---------- BACAAN YANG DISEDIAKAN

Cerpen


Sabtu, 14 Maret 2015

Teori Belajar Menurut Brownell, Dienes dan Van Hiele

A.    TEORI ARTHUR WILLIAM BROWNELL
Salah satu ahli yang memberikan sumbangan pikiran dalam teori belajar adalah William Artur Brownell dilahirkan tanggal 19 mei 1895 dan wafat pada tanggal 24 mei 1977, yang mendedikasikan hidupnya dalam dunia pendidikan. W.A. Brownell mengungkapkan bahwa “belajar matematika harus merupakan belajar bermakna dan belajar pengertian.” Dia menegaskan bahwa belajar pada hakikatnya suatu proses yang bermakna. Bila kita perhatikan, teori yang dikemukakan brownell ini sesuai dengan teori belajar-mengajar Gestalt, yang muncul dipertengahan tahun 1930. Menurut teori belajar-mengajar Gestalt, latihan hafalan/ulangan atau yang dikenal dengan sebutan drill adalah sangat penting dalam kegiatan pengajaran. Cara ini ditetapkan setelah tertanamnya pengertian.

--------------------

YANG HARUS DIHASILKAN:
Menurut bacaan tentang teori belajar Brownell, kapan William Artur Brownell dilahirkan? Daftar berikut tidak berperan apa pun dalam pengerjaan.

---------- DATA TERSIMPAN

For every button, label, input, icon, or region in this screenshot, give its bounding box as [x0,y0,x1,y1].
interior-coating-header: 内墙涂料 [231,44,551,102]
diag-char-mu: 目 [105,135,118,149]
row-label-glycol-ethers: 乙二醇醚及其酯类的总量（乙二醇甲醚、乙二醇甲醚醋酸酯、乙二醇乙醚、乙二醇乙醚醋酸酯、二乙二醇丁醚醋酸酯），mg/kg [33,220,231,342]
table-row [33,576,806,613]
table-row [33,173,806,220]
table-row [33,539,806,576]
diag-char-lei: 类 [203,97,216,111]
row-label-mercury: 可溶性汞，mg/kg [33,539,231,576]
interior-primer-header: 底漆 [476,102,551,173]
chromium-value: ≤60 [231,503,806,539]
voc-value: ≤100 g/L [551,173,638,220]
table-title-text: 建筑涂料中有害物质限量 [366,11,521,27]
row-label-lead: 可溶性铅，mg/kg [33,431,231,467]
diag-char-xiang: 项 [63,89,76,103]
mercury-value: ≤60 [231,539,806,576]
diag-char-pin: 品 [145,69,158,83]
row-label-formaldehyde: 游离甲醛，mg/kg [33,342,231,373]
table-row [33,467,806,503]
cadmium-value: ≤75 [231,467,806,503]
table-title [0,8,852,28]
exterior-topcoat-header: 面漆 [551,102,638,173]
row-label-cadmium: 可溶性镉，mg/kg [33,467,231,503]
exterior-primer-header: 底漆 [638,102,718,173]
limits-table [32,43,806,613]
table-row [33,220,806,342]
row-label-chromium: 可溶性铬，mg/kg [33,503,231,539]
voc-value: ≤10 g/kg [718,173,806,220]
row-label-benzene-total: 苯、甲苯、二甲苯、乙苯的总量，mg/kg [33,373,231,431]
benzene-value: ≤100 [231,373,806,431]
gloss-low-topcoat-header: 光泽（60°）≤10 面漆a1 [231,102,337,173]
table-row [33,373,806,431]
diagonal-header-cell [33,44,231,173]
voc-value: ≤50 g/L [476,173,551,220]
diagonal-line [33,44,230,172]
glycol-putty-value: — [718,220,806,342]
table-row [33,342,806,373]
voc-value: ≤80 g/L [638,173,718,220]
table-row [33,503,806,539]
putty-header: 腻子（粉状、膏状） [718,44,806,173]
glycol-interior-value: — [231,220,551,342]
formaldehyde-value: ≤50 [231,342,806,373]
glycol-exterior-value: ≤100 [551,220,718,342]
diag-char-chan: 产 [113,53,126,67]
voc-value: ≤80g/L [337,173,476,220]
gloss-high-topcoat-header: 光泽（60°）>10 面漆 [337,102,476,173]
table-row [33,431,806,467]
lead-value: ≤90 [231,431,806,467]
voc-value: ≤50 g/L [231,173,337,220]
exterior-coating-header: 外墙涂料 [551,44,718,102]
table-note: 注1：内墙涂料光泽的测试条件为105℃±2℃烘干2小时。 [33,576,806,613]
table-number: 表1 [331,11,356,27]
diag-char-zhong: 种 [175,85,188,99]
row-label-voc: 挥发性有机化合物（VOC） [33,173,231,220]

--------------------

JAWABAN BENAR:
Tanggal 19 Mei 1895.